#### Work to do
Without the pictures, copy all the entries below exactly.

==================================================

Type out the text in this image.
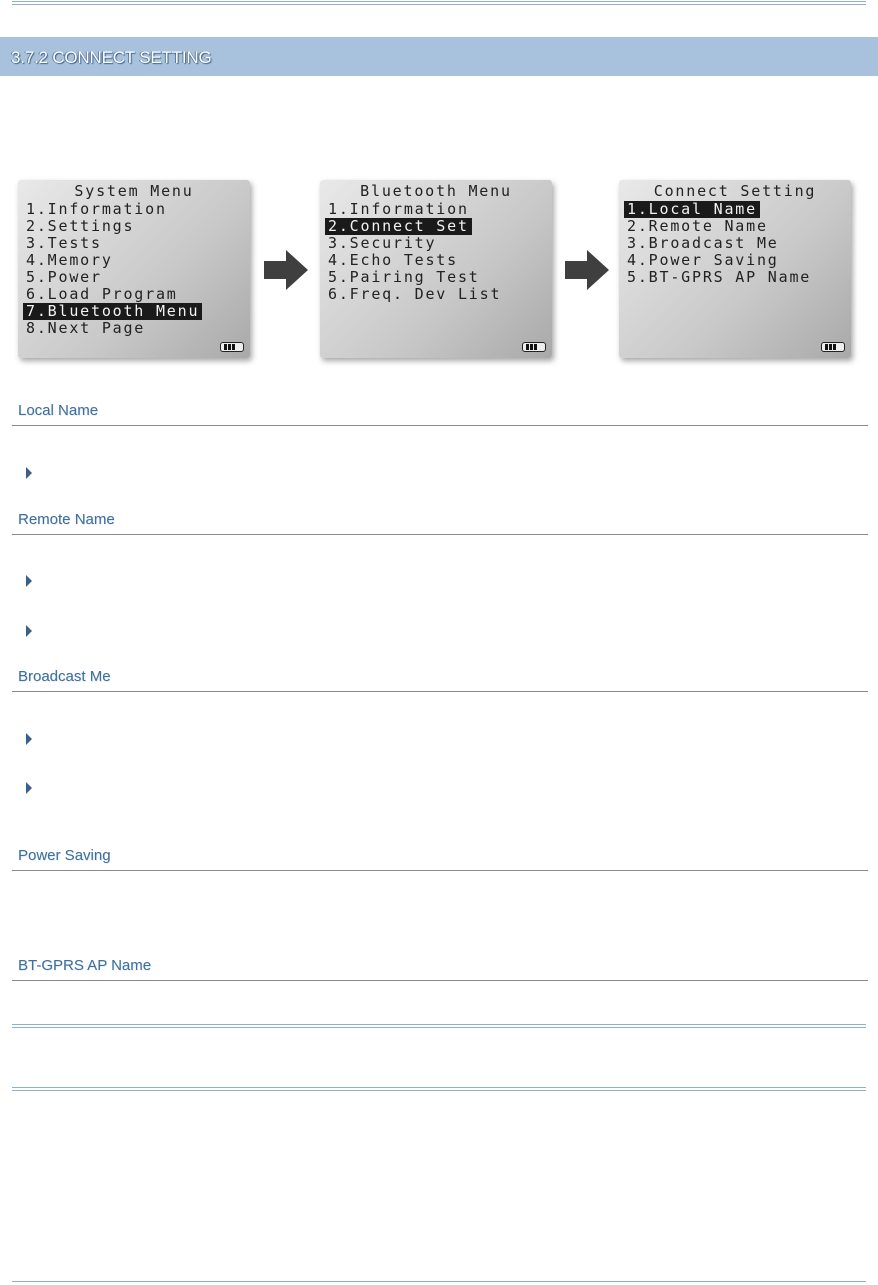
3.7.2 CONNECT SETTING
System Menu
1.Information
2.Settings
3.Tests
4.Memory
5.Power
6.Load Program
7.Bluetooth Menu
8.Next Page
Bluetooth Menu
1.Information
2.Connect Set
3.Security
4.Echo Tests
5.Pairing Test
6.Freq. Dev List
Connect Setting
1.Local Name
2.Remote Name
3.Broadcast Me
4.Power Saving
5.BT-GPRS AP Name
Local Name
Remote Name
Broadcast Me
Power Saving
BT-GPRS AP Name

==================================================

#### The reply
Type out the text in this image.
3.7.2 CONNECT SETTING
System Menu
1.Information
2.Settings
3.Tests
4.Memory
5.Power
6.Load Program
7.Bluetooth Menu
8.Next Page
Bluetooth Menu
1.Information
2.Connect Set
3.Security
4.Echo Tests
5.Pairing Test
6.Freq. Dev List
Connect Setting
1.Local Name
2.Remote Name
3.Broadcast Me
4.Power Saving
5.BT-GPRS AP Name
Local Name
Remote Name
Broadcast Me
Power Saving
BT-GPRS AP Name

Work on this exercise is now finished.